--- begin ---

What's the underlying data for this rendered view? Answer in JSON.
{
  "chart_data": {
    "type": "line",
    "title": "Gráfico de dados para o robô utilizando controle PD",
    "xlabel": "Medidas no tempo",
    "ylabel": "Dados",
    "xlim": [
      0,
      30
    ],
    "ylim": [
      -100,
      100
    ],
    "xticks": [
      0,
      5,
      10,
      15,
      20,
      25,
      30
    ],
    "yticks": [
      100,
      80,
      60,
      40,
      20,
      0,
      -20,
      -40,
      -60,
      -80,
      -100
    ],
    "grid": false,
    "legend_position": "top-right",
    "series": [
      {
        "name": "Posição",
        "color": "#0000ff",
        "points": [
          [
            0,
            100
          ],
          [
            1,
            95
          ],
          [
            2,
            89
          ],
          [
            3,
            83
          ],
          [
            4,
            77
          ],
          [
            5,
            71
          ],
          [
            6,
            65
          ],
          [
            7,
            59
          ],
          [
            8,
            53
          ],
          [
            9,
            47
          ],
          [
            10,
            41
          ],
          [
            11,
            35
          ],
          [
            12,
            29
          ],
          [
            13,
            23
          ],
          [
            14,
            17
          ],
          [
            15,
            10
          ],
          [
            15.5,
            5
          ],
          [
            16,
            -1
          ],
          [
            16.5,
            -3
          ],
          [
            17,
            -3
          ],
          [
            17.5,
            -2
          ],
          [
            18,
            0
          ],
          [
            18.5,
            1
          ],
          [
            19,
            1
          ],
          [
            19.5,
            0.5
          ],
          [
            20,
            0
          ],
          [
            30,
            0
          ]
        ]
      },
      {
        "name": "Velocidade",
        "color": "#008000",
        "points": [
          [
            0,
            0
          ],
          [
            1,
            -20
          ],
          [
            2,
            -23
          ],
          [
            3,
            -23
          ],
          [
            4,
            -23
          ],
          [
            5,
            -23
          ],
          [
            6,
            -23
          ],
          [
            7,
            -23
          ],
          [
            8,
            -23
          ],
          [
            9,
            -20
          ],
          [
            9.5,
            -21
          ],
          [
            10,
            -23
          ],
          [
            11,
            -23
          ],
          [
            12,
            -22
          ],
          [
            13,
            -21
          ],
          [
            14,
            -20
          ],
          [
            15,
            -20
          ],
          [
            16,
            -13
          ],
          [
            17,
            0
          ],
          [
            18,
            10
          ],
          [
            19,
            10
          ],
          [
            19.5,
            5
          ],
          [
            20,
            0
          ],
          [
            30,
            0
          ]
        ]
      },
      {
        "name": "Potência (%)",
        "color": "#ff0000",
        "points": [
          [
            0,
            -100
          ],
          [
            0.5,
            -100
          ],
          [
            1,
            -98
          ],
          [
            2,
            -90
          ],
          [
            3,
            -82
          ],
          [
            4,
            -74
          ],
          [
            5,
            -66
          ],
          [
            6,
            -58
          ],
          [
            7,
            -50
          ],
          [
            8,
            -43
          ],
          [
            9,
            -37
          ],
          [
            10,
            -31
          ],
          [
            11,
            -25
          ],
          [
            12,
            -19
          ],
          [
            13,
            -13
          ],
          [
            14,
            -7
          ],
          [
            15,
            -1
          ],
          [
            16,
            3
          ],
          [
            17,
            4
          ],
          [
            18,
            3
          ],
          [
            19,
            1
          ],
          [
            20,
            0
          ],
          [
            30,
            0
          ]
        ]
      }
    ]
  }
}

--- end ---

▶ **TASK TO CARRY OUT**
Retype the records above exactly.

▶ **SOLUTION TO THIS TASK**
What's the underlying data for this rendered view? Answer in JSON.
{
  "chart_data": {
    "type": "line",
    "title": "Gráfico de dados para o robô utilizando controle PD",
    "xlabel": "Medidas no tempo",
    "ylabel": "Dados",
    "xlim": [
      0,
      30
    ],
    "ylim": [
      -100,
      100
    ],
    "xticks": [
      0,
      5,
      10,
      15,
      20,
      25,
      30
    ],
    "yticks": [
      100,
      80,
      60,
      40,
      20,
      0,
      -20,
      -40,
      -60,
      -80,
      -100
    ],
    "grid": false,
    "legend_position": "top-right",
    "series": [
      {
        "name": "Posição",
        "color": "#0000ff",
        "points": [
          [
            0,
            100
          ],
          [
            1,
            95
          ],
          [
            2,
            89
          ],
          [
            3,
            83
          ],
          [
            4,
            77
          ],
          [
            5,
            71
          ],
          [
            6,
            65
          ],
          [
            7,
            59
          ],
          [
            8,
            53
          ],
          [
            9,
            47
          ],
          [
            10,
            41
          ],
          [
            11,
            35
          ],
          [
            12,
            29
          ],
          [
            13,
            23
          ],
          [
            14,
            17
          ],
          [
            15,
            10
          ],
          [
            15.5,
            5
          ],
          [
            16,
            -1
          ],
          [
            16.5,
            -3
          ],
          [
            17,
            -3
          ],
          [
            17.5,
            -2
          ],
          [
            18,
            0
          ],
          [
            18.5,
            1
          ],
          [
            19,
            1
          ],
          [
            19.5,
            0.5
          ],
          [
            20,
            0
          ],
          [
            30,
            0
          ]
        ]
      },
      {
        "name": "Velocidade",
        "color": "#008000",
        "points": [
          [
            0,
            0
          ],
          [
            1,
            -20
          ],
          [
            2,
            -23
          ],
          [
            3,
            -23
          ],
          [
            4,
            -23
          ],
          [
            5,
            -23
          ],
          [
            6,
            -23
          ],
          [
            7,
            -23
          ],
          [
            8,
            -23
          ],
          [
            9,
            -20
          ],
          [
            9.5,
            -21
          ],
          [
            10,
            -23
          ],
          [
            11,
            -23
          ],
          [
            12,
            -22
          ],
          [
            13,
            -21
          ],
          [
            14,
            -20
          ],
          [
            15,
            -20
          ],
          [
            16,
            -13
          ],
          [
            17,
            0
          ],
          [
            18,
            10
          ],
          [
            19,
            10
          ],
          [
            19.5,
            5
          ],
          [
            20,
            0
          ],
          [
            30,
            0
          ]
        ]
      },
      {
        "name": "Potência (%)",
        "color": "#ff0000",
        "points": [
          [
            0,
            -100
          ],
          [
            0.5,
            -100
          ],
          [
            1,
            -98
          ],
          [
            2,
            -90
          ],
          [
            3,
            -82
          ],
          [
            4,
            -74
          ],
          [
            5,
            -66
          ],
          [
            6,
            -58
          ],
          [
            7,
            -50
          ],
          [
            8,
            -43
          ],
          [
            9,
            -37
          ],
          [
            10,
            -31
          ],
          [
            11,
            -25
          ],
          [
            12,
            -19
          ],
          [
            13,
            -13
          ],
          [
            14,
            -7
          ],
          [
            15,
            -1
          ],
          [
            16,
            3
          ],
          [
            17,
            4
          ],
          [
            18,
            3
          ],
          [
            19,
            1
          ],
          [
            20,
            0
          ],
          [
            30,
            0
          ]
        ]
      }
    ]
  }
}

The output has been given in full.